> WHAT IS BEING ASKED:
Reproduce all the lines below exactly and omit the images.

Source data

==========

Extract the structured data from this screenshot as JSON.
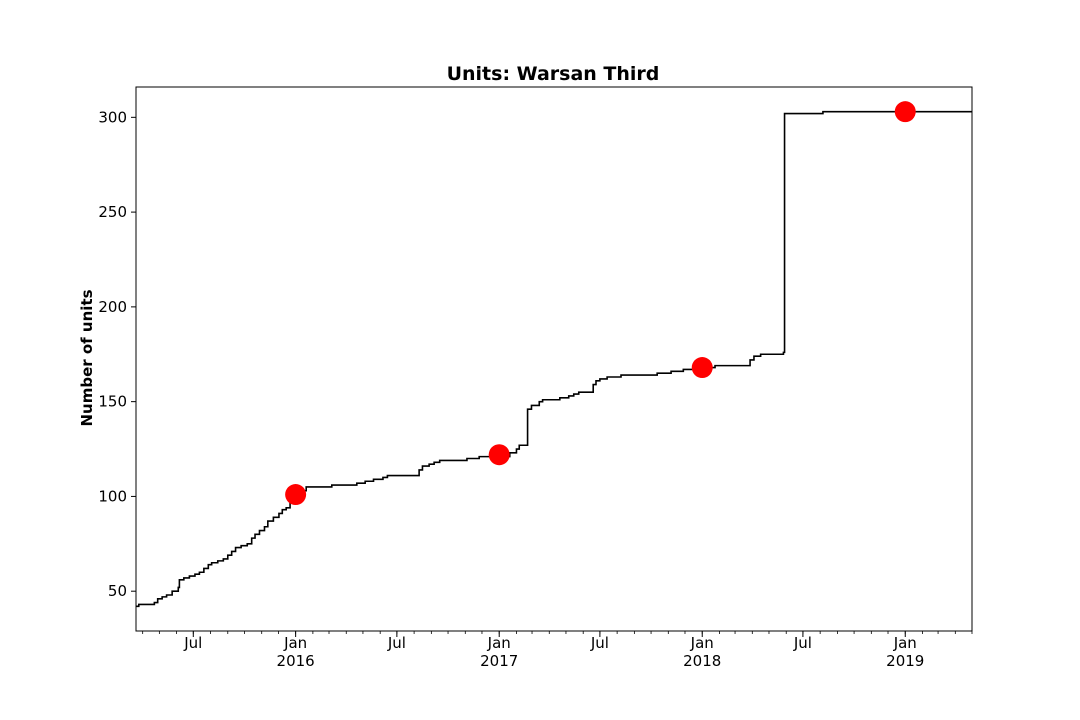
{
  "chart_data": {
    "type": "line",
    "title": "Units: Warsan Third",
    "xlabel": "",
    "ylabel": "Number of units",
    "x_axis_type": "date",
    "xlim": [
      "2015-03-20",
      "2019-05-01"
    ],
    "ylim": [
      29,
      316
    ],
    "grid": false,
    "legend": "none",
    "colors": {
      "line": "#000000",
      "markers": "#ff0000"
    },
    "y_ticks": [
      50,
      100,
      150,
      200,
      250,
      300
    ],
    "x_ticks_major": [
      {
        "date": "2015-07-01",
        "label": "Jul",
        "sublabel": ""
      },
      {
        "date": "2016-01-01",
        "label": "Jan",
        "sublabel": "2016"
      },
      {
        "date": "2016-07-01",
        "label": "Jul",
        "sublabel": ""
      },
      {
        "date": "2017-01-01",
        "label": "Jan",
        "sublabel": "2017"
      },
      {
        "date": "2017-07-01",
        "label": "Jul",
        "sublabel": ""
      },
      {
        "date": "2018-01-01",
        "label": "Jan",
        "sublabel": "2018"
      },
      {
        "date": "2018-07-01",
        "label": "Jul",
        "sublabel": ""
      },
      {
        "date": "2019-01-01",
        "label": "Jan",
        "sublabel": "2019"
      }
    ],
    "series": [
      {
        "style": "step",
        "points": [
          [
            "2015-03-20",
            42
          ],
          [
            "2015-03-25",
            43
          ],
          [
            "2015-04-18",
            43
          ],
          [
            "2015-04-22",
            44
          ],
          [
            "2015-04-28",
            46
          ],
          [
            "2015-05-06",
            47
          ],
          [
            "2015-05-14",
            48
          ],
          [
            "2015-05-24",
            50
          ],
          [
            "2015-06-04",
            52
          ],
          [
            "2015-06-06",
            56
          ],
          [
            "2015-06-14",
            57
          ],
          [
            "2015-06-24",
            58
          ],
          [
            "2015-07-04",
            59
          ],
          [
            "2015-07-12",
            60
          ],
          [
            "2015-07-20",
            62
          ],
          [
            "2015-07-28",
            64
          ],
          [
            "2015-08-03",
            65
          ],
          [
            "2015-08-14",
            66
          ],
          [
            "2015-08-24",
            67
          ],
          [
            "2015-09-01",
            69
          ],
          [
            "2015-09-08",
            71
          ],
          [
            "2015-09-15",
            73
          ],
          [
            "2015-09-25",
            74
          ],
          [
            "2015-10-06",
            75
          ],
          [
            "2015-10-14",
            78
          ],
          [
            "2015-10-20",
            80
          ],
          [
            "2015-10-28",
            82
          ],
          [
            "2015-11-06",
            84
          ],
          [
            "2015-11-12",
            87
          ],
          [
            "2015-11-22",
            89
          ],
          [
            "2015-12-02",
            91
          ],
          [
            "2015-12-08",
            93
          ],
          [
            "2015-12-15",
            94
          ],
          [
            "2015-12-22",
            100
          ],
          [
            "2016-01-10",
            103
          ],
          [
            "2016-01-20",
            105
          ],
          [
            "2016-03-06",
            106
          ],
          [
            "2016-04-20",
            107
          ],
          [
            "2016-05-05",
            108
          ],
          [
            "2016-05-20",
            109
          ],
          [
            "2016-06-06",
            110
          ],
          [
            "2016-06-14",
            111
          ],
          [
            "2016-08-10",
            114
          ],
          [
            "2016-08-16",
            116
          ],
          [
            "2016-08-28",
            117
          ],
          [
            "2016-09-06",
            118
          ],
          [
            "2016-09-16",
            119
          ],
          [
            "2016-11-04",
            120
          ],
          [
            "2016-11-26",
            121
          ],
          [
            "2017-01-20",
            123
          ],
          [
            "2017-02-01",
            125
          ],
          [
            "2017-02-06",
            127
          ],
          [
            "2017-02-21",
            146
          ],
          [
            "2017-02-28",
            148
          ],
          [
            "2017-03-14",
            150
          ],
          [
            "2017-03-20",
            151
          ],
          [
            "2017-04-20",
            152
          ],
          [
            "2017-05-06",
            153
          ],
          [
            "2017-05-15",
            154
          ],
          [
            "2017-05-24",
            155
          ],
          [
            "2017-06-19",
            159
          ],
          [
            "2017-06-24",
            161
          ],
          [
            "2017-07-01",
            162
          ],
          [
            "2017-07-14",
            163
          ],
          [
            "2017-08-08",
            164
          ],
          [
            "2017-10-12",
            165
          ],
          [
            "2017-11-06",
            166
          ],
          [
            "2017-11-28",
            167
          ],
          [
            "2018-01-08",
            168
          ],
          [
            "2018-01-24",
            169
          ],
          [
            "2018-03-28",
            172
          ],
          [
            "2018-04-04",
            174
          ],
          [
            "2018-04-16",
            175
          ],
          [
            "2018-05-27",
            176
          ],
          [
            "2018-05-29",
            302
          ],
          [
            "2018-08-06",
            303
          ],
          [
            "2019-05-01",
            303
          ]
        ]
      }
    ],
    "markers": [
      {
        "date": "2016-01-01",
        "value": 101
      },
      {
        "date": "2017-01-01",
        "value": 122
      },
      {
        "date": "2018-01-01",
        "value": 168
      },
      {
        "date": "2019-01-01",
        "value": 303
      }
    ]
  }
}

==========

> ANSWER TO THE PROBLEM:
Extract the structured data from this screenshot as JSON.
{
  "chart_data": {
    "type": "line",
    "title": "Units: Warsan Third",
    "xlabel": "",
    "ylabel": "Number of units",
    "x_axis_type": "date",
    "xlim": [
      "2015-03-20",
      "2019-05-01"
    ],
    "ylim": [
      29,
      316
    ],
    "grid": false,
    "legend": "none",
    "colors": {
      "line": "#000000",
      "markers": "#ff0000"
    },
    "y_ticks": [
      50,
      100,
      150,
      200,
      250,
      300
    ],
    "x_ticks_major": [
      {
        "date": "2015-07-01",
        "label": "Jul",
        "sublabel": ""
      },
      {
        "date": "2016-01-01",
        "label": "Jan",
        "sublabel": "2016"
      },
      {
        "date": "2016-07-01",
        "label": "Jul",
        "sublabel": ""
      },
      {
        "date": "2017-01-01",
        "label": "Jan",
        "sublabel": "2017"
      },
      {
        "date": "2017-07-01",
        "label": "Jul",
        "sublabel": ""
      },
      {
        "date": "2018-01-01",
        "label": "Jan",
        "sublabel": "2018"
      },
      {
        "date": "2018-07-01",
        "label": "Jul",
        "sublabel": ""
      },
      {
        "date": "2019-01-01",
        "label": "Jan",
        "sublabel": "2019"
      }
    ],
    "series": [
      {
        "style": "step",
        "points": [
          [
            "2015-03-20",
            42
          ],
          [
            "2015-03-25",
            43
          ],
          [
            "2015-04-18",
            43
          ],
          [
            "2015-04-22",
            44
          ],
          [
            "2015-04-28",
            46
          ],
          [
            "2015-05-06",
            47
          ],
          [
            "2015-05-14",
            48
          ],
          [
            "2015-05-24",
            50
          ],
          [
            "2015-06-04",
            52
          ],
          [
            "2015-06-06",
            56
          ],
          [
            "2015-06-14",
            57
          ],
          [
            "2015-06-24",
            58
          ],
          [
            "2015-07-04",
            59
          ],
          [
            "2015-07-12",
            60
          ],
          [
            "2015-07-20",
            62
          ],
          [
            "2015-07-28",
            64
          ],
          [
            "2015-08-03",
            65
          ],
          [
            "2015-08-14",
            66
          ],
          [
            "2015-08-24",
            67
          ],
          [
            "2015-09-01",
            69
          ],
          [
            "2015-09-08",
            71
          ],
          [
            "2015-09-15",
            73
          ],
          [
            "2015-09-25",
            74
          ],
          [
            "2015-10-06",
            75
          ],
          [
            "2015-10-14",
            78
          ],
          [
            "2015-10-20",
            80
          ],
          [
            "2015-10-28",
            82
          ],
          [
            "2015-11-06",
            84
          ],
          [
            "2015-11-12",
            87
          ],
          [
            "2015-11-22",
            89
          ],
          [
            "2015-12-02",
            91
          ],
          [
            "2015-12-08",
            93
          ],
          [
            "2015-12-15",
            94
          ],
          [
            "2015-12-22",
            100
          ],
          [
            "2016-01-10",
            103
          ],
          [
            "2016-01-20",
            105
          ],
          [
            "2016-03-06",
            106
          ],
          [
            "2016-04-20",
            107
          ],
          [
            "2016-05-05",
            108
          ],
          [
            "2016-05-20",
            109
          ],
          [
            "2016-06-06",
            110
          ],
          [
            "2016-06-14",
            111
          ],
          [
            "2016-08-10",
            114
          ],
          [
            "2016-08-16",
            116
          ],
          [
            "2016-08-28",
            117
          ],
          [
            "2016-09-06",
            118
          ],
          [
            "2016-09-16",
            119
          ],
          [
            "2016-11-04",
            120
          ],
          [
            "2016-11-26",
            121
          ],
          [
            "2017-01-20",
            123
          ],
          [
            "2017-02-01",
            125
          ],
          [
            "2017-02-06",
            127
          ],
          [
            "2017-02-21",
            146
          ],
          [
            "2017-02-28",
            148
          ],
          [
            "2017-03-14",
            150
          ],
          [
            "2017-03-20",
            151
          ],
          [
            "2017-04-20",
            152
          ],
          [
            "2017-05-06",
            153
          ],
          [
            "2017-05-15",
            154
          ],
          [
            "2017-05-24",
            155
          ],
          [
            "2017-06-19",
            159
          ],
          [
            "2017-06-24",
            161
          ],
          [
            "2017-07-01",
            162
          ],
          [
            "2017-07-14",
            163
          ],
          [
            "2017-08-08",
            164
          ],
          [
            "2017-10-12",
            165
          ],
          [
            "2017-11-06",
            166
          ],
          [
            "2017-11-28",
            167
          ],
          [
            "2018-01-08",
            168
          ],
          [
            "2018-01-24",
            169
          ],
          [
            "2018-03-28",
            172
          ],
          [
            "2018-04-04",
            174
          ],
          [
            "2018-04-16",
            175
          ],
          [
            "2018-05-27",
            176
          ],
          [
            "2018-05-29",
            302
          ],
          [
            "2018-08-06",
            303
          ],
          [
            "2019-05-01",
            303
          ]
        ]
      }
    ],
    "markers": [
      {
        "date": "2016-01-01",
        "value": 101
      },
      {
        "date": "2017-01-01",
        "value": 122
      },
      {
        "date": "2018-01-01",
        "value": 168
      },
      {
        "date": "2019-01-01",
        "value": 303
      }
    ]
  }
}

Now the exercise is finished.